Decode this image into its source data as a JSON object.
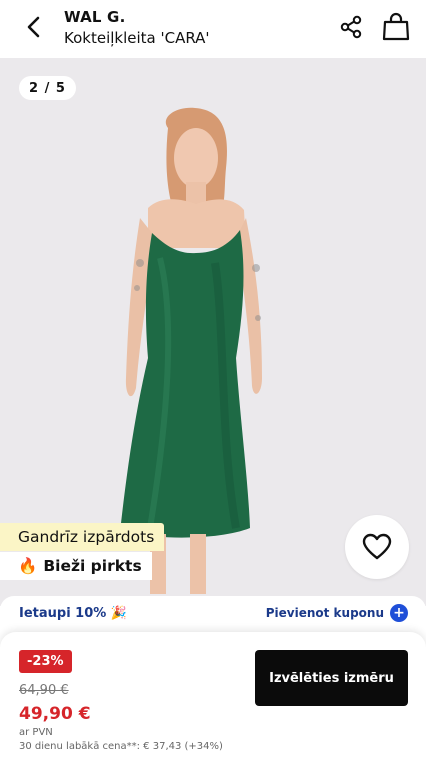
{
  "header": {
    "brand": "WAL G.",
    "product_name": "Kokteiļkleita 'CARA'"
  },
  "gallery": {
    "counter": "2 / 5",
    "tag_low_stock": "Gandrīz izpārdots",
    "tag_popular": "Bieži pirkts",
    "dress_color": "#1e6a45"
  },
  "coupon": {
    "save_text": "Ietaupi 10% 🎉",
    "add_coupon_label": "Pievienot kuponu"
  },
  "pricing": {
    "discount_badge": "-23%",
    "old_price": "64,90 €",
    "price": "49,90 €",
    "vat_note": "ar PVN",
    "history_note": "30 dienu labākā cena**: € 37,43 (+34%)"
  },
  "cta": {
    "select_size_label": "Izvēlēties izmēru"
  },
  "colors": {
    "sale_red": "#d6252a",
    "accent_blue": "#1f4fd8",
    "low_stock_bg": "#fbf5c6"
  }
}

Exercise
Will you set down the records word for word while leaving out every picture?

Final answer
Decode this image into its source data as a JSON object.
{
  "header": {
    "brand": "WAL G.",
    "product_name": "Kokteiļkleita 'CARA'"
  },
  "gallery": {
    "counter": "2 / 5",
    "tag_low_stock": "Gandrīz izpārdots",
    "tag_popular": "Bieži pirkts",
    "dress_color": "#1e6a45"
  },
  "coupon": {
    "save_text": "Ietaupi 10% 🎉",
    "add_coupon_label": "Pievienot kuponu"
  },
  "pricing": {
    "discount_badge": "-23%",
    "old_price": "64,90 €",
    "price": "49,90 €",
    "vat_note": "ar PVN",
    "history_note": "30 dienu labākā cena**: € 37,43 (+34%)"
  },
  "cta": {
    "select_size_label": "Izvēlēties izmēru"
  },
  "colors": {
    "sale_red": "#d6252a",
    "accent_blue": "#1f4fd8",
    "low_stock_bg": "#fbf5c6"
  }
}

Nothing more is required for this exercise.